EXERCISE DESCRIPTION: Output solely the number of lines containing the string "kone".

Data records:
§ §

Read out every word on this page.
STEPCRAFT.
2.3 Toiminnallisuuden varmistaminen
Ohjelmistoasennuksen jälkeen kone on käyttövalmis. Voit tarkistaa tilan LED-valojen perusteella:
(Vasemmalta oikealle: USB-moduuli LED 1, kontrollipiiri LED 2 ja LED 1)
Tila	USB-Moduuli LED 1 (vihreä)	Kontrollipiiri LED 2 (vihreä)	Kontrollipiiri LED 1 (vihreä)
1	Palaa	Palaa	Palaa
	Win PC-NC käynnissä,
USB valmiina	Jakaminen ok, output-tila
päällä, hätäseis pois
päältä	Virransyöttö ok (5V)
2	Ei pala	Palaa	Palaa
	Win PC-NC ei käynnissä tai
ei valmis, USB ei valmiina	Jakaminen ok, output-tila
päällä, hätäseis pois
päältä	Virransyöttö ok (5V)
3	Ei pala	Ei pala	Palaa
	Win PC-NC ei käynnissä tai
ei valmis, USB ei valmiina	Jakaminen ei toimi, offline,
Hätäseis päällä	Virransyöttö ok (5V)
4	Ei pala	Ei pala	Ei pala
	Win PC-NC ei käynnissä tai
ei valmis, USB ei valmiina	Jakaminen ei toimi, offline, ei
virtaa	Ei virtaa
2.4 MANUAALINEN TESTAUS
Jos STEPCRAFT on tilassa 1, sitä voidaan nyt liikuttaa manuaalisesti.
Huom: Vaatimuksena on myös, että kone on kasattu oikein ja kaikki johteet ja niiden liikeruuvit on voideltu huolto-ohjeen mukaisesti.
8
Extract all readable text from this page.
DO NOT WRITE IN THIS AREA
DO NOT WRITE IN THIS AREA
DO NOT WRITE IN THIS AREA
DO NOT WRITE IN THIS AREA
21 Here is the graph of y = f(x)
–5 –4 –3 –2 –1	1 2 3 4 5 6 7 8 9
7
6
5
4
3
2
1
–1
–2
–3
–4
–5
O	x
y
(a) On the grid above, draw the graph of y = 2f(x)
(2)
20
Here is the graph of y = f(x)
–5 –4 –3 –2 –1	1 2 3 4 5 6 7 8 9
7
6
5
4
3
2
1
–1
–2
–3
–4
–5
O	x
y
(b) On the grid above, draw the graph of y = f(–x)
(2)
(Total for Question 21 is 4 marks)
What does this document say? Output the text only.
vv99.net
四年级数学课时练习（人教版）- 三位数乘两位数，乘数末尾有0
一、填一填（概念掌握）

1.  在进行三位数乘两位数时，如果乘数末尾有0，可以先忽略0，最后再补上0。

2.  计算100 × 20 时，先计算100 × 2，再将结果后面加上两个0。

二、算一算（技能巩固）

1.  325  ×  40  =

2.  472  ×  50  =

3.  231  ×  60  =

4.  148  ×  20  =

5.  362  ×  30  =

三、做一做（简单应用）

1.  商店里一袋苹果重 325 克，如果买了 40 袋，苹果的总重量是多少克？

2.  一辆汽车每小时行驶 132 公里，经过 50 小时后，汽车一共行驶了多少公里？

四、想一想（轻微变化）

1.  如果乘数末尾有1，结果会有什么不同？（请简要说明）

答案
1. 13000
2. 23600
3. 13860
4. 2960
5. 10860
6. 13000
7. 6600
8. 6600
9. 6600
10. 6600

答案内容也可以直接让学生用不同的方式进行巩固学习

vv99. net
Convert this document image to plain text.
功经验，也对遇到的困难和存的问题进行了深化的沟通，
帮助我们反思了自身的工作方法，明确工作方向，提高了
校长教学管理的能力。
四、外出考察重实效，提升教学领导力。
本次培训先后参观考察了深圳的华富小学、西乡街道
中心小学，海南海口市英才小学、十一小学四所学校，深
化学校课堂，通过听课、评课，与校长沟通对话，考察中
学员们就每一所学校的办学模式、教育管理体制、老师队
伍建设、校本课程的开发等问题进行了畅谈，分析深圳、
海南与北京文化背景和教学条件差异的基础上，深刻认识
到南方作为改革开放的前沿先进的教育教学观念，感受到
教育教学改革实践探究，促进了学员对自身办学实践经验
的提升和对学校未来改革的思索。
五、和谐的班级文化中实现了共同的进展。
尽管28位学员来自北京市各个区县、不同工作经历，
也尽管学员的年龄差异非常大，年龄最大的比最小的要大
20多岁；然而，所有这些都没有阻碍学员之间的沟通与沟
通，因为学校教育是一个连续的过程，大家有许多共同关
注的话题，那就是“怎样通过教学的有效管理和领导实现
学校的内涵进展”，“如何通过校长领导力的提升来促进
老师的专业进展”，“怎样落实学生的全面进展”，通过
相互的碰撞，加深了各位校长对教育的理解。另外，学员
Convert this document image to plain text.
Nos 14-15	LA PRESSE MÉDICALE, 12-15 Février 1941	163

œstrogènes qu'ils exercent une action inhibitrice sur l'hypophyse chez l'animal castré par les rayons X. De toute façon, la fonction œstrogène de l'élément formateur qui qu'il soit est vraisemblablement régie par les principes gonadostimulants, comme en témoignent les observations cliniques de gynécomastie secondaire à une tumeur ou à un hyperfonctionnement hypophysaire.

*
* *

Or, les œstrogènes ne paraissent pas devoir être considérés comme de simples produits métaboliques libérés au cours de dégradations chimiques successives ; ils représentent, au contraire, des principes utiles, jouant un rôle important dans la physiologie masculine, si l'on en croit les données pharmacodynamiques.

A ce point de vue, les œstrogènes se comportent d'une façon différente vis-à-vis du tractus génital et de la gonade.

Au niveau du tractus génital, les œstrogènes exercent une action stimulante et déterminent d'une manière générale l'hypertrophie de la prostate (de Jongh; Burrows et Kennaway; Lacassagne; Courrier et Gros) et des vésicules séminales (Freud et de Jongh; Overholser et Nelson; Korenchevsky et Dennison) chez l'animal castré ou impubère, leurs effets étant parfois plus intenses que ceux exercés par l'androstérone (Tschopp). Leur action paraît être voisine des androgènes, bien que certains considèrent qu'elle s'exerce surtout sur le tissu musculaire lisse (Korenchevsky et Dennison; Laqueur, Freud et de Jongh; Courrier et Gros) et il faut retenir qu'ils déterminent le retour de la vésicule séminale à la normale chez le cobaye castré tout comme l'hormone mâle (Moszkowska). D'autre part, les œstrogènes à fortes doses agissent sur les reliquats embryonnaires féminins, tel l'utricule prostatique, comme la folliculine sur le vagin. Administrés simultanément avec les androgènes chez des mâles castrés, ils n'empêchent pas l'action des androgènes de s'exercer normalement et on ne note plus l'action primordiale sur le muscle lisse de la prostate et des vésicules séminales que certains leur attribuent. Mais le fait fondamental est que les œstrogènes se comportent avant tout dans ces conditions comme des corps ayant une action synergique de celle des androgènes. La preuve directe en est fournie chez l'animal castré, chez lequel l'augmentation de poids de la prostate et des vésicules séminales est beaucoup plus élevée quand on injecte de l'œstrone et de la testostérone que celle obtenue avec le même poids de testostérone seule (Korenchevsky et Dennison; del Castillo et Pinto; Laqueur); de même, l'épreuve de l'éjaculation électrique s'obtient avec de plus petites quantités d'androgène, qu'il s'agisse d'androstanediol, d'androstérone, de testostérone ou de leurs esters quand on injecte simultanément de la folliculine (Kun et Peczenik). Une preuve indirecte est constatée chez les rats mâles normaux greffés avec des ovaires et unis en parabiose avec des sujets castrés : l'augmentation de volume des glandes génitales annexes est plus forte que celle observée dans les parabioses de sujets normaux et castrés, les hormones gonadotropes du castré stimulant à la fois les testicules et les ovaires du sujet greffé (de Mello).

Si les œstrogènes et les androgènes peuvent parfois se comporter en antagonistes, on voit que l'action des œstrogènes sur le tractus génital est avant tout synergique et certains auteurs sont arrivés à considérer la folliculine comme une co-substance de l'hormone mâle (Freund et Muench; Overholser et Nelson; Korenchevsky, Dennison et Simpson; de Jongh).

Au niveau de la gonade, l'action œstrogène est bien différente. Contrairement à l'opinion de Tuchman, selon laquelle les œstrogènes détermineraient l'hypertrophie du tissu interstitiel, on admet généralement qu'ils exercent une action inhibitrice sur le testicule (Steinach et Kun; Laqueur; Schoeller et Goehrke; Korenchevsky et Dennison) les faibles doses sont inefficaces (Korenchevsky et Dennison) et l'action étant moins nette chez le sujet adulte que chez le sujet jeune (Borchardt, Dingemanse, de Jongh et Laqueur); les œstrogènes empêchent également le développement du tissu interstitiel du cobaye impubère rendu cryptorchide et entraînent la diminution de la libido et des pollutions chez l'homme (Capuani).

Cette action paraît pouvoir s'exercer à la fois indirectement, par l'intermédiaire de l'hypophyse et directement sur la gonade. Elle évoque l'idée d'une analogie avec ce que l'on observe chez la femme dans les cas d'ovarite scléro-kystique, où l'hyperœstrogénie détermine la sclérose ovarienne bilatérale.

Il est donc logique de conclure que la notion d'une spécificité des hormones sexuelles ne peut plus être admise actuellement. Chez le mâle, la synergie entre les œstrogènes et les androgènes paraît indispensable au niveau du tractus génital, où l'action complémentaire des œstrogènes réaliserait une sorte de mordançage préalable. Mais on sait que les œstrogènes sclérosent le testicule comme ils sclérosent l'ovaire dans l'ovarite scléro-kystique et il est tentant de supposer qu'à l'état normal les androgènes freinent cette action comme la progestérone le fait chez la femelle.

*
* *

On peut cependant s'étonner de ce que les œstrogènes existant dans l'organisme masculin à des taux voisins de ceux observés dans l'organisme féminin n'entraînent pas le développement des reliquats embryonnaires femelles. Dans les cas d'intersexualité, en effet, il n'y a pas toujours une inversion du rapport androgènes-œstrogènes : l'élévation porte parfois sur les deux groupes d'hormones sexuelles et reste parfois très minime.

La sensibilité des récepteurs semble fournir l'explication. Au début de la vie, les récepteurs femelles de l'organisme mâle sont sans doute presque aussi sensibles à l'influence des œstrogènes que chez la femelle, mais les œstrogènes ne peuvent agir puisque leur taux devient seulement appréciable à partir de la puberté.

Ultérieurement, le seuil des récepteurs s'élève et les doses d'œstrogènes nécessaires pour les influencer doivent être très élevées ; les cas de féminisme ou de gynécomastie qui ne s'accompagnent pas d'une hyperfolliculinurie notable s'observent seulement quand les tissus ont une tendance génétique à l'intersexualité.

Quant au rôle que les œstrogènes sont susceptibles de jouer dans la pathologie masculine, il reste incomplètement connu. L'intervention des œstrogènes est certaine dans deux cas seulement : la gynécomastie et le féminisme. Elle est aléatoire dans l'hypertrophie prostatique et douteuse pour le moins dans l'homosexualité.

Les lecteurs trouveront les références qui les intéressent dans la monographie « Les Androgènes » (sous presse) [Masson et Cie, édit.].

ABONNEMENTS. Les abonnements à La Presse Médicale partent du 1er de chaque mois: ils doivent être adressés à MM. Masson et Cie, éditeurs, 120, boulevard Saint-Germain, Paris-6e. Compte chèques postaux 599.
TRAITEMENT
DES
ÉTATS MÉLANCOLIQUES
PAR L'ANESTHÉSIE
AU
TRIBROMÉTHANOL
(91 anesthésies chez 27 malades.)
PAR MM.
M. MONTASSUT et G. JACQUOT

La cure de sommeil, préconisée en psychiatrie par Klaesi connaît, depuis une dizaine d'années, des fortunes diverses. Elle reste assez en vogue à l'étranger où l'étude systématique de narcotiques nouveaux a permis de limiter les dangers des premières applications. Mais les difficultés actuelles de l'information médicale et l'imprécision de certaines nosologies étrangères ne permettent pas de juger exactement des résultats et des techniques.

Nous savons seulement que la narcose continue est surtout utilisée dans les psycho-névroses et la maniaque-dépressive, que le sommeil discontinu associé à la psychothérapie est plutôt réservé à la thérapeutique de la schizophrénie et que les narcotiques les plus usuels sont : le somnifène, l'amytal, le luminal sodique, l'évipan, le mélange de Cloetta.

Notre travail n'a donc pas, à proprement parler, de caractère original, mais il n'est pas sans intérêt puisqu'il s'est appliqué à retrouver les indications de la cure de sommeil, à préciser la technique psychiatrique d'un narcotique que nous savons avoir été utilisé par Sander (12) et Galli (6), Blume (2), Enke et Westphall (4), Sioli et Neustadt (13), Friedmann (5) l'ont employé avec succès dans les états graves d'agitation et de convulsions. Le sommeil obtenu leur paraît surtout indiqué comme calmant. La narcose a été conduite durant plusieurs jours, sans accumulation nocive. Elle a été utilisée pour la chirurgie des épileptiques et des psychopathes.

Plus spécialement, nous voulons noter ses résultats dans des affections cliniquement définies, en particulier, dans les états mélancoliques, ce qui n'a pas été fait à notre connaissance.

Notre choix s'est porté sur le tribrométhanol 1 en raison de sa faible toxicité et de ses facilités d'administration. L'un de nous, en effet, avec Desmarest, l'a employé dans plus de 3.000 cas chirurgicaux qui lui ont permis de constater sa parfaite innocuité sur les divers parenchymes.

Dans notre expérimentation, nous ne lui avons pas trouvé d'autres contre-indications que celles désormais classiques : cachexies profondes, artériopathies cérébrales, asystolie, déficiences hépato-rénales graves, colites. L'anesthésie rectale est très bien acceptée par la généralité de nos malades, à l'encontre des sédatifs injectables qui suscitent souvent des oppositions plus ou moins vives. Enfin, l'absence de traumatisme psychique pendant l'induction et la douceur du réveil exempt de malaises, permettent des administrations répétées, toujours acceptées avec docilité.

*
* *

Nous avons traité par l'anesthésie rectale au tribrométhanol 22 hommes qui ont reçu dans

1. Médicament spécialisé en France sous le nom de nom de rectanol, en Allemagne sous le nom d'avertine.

§ §

RESPONSE TO THIS EXERCISE: 2